Stored records
______
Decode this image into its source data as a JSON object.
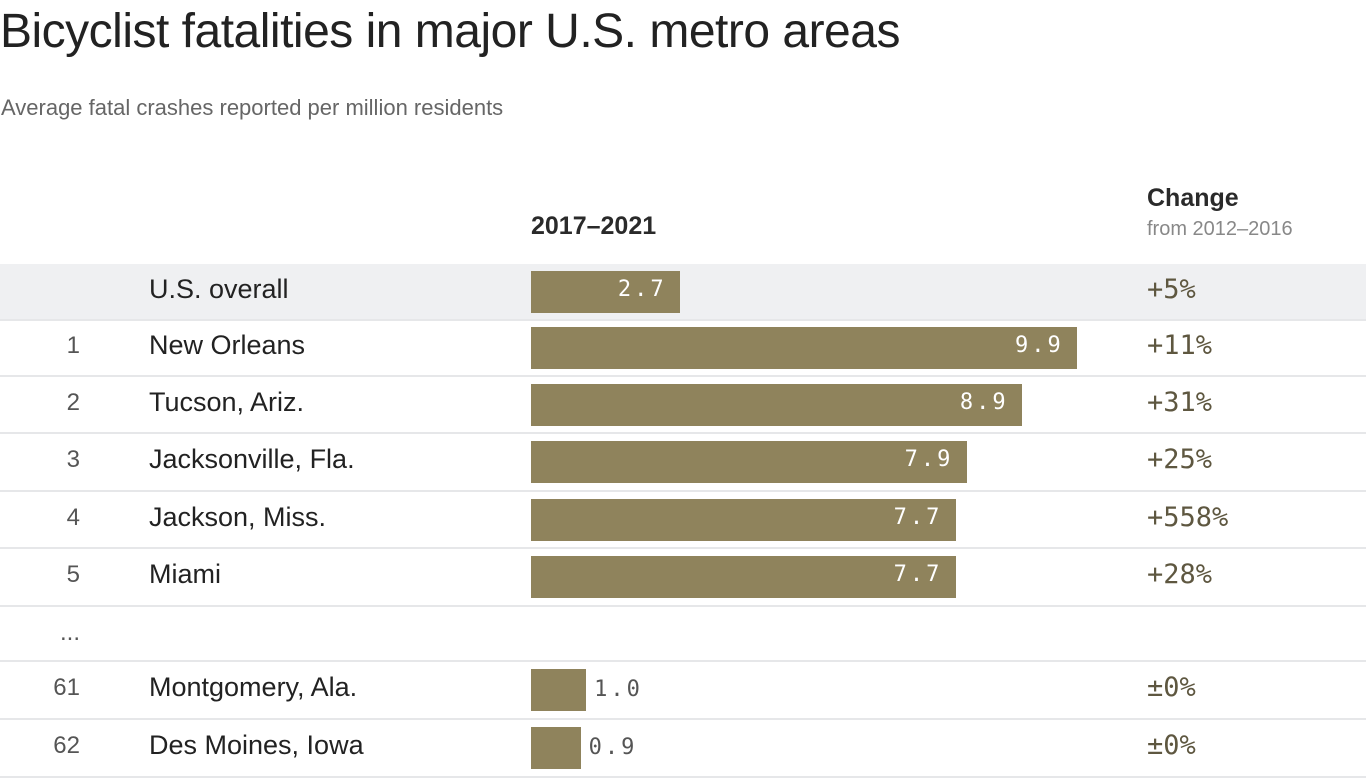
{
  "chart_data": {
    "type": "bar",
    "title": "Bicyclist fatalities in major U.S. metro areas",
    "subtitle": "Average fatal crashes reported per million residents",
    "value_header": "2017–2021",
    "change_header": "Change",
    "change_subheader": "from 2012–2016",
    "bar_color": "#8f835c",
    "highlight_row_color": "#eff0f2",
    "ellipsis": "...",
    "rows": [
      {
        "rank": "",
        "name": "U.S. overall",
        "value": 2.7,
        "label": "2.7",
        "change": "+5%",
        "highlight": true
      },
      {
        "rank": "1",
        "name": "New Orleans",
        "value": 9.9,
        "label": "9.9",
        "change": "+11%"
      },
      {
        "rank": "2",
        "name": "Tucson, Ariz.",
        "value": 8.9,
        "label": "8.9",
        "change": "+31%"
      },
      {
        "rank": "3",
        "name": "Jacksonville, Fla.",
        "value": 7.9,
        "label": "7.9",
        "change": "+25%"
      },
      {
        "rank": "4",
        "name": "Jackson, Miss.",
        "value": 7.7,
        "label": "7.7",
        "change": "+558%"
      },
      {
        "rank": "5",
        "name": "Miami",
        "value": 7.7,
        "label": "7.7",
        "change": "+28%"
      },
      {
        "ellipsis": true
      },
      {
        "rank": "61",
        "name": "Montgomery, Ala.",
        "value": 1.0,
        "label": "1.0",
        "change": "±0%"
      },
      {
        "rank": "62",
        "name": "Des Moines, Iowa",
        "value": 0.9,
        "label": "0.9",
        "change": "±0%"
      }
    ]
  }
}
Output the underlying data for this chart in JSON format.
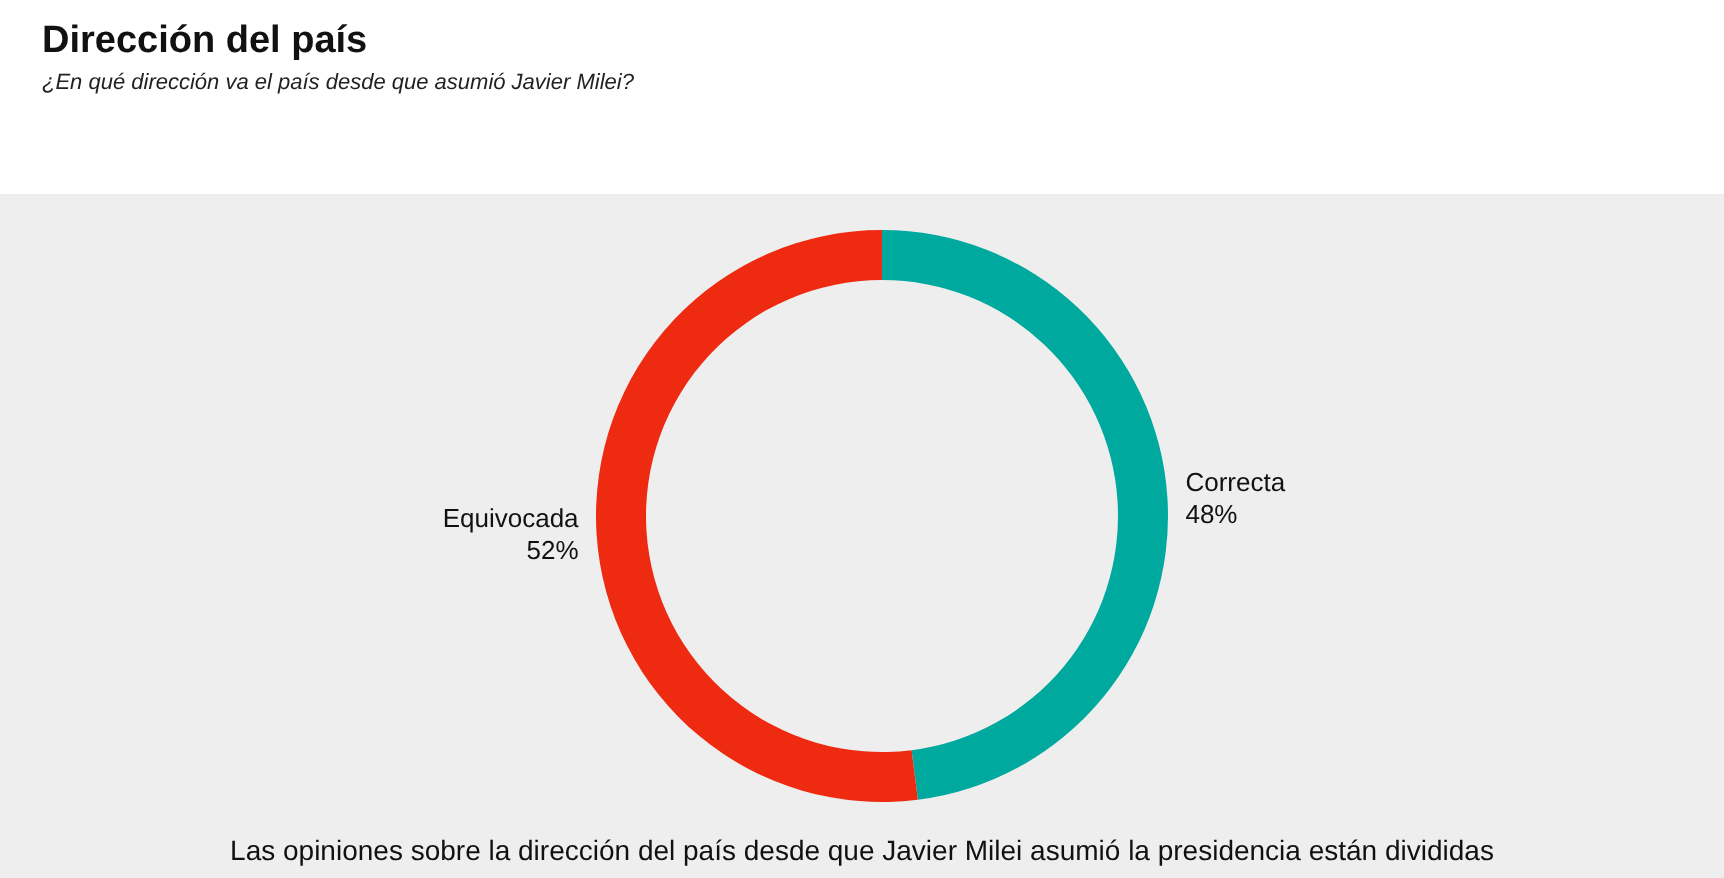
{
  "chart_data": {
    "type": "donut",
    "title": "Dirección del país",
    "subtitle": "¿En qué dirección va el país desde que asumió Javier Milei?",
    "categories": [
      "Correcta",
      "Equivocada"
    ],
    "values": [
      48,
      52
    ],
    "value_labels": [
      "48%",
      "52%"
    ],
    "colors": [
      "#00a99d",
      "#ee2a10"
    ],
    "legend": false,
    "annotations": [
      "Las opiniones sobre la dirección del país desde que Javier Milei asumió la presidencia están divididas"
    ]
  }
}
______
Wherever a line in the data above holds "JSON", copy that line.

▸ **Result of the task**:
Decode this image into its source data as a JSON object.
Output the underlying data for this chart in JSON format.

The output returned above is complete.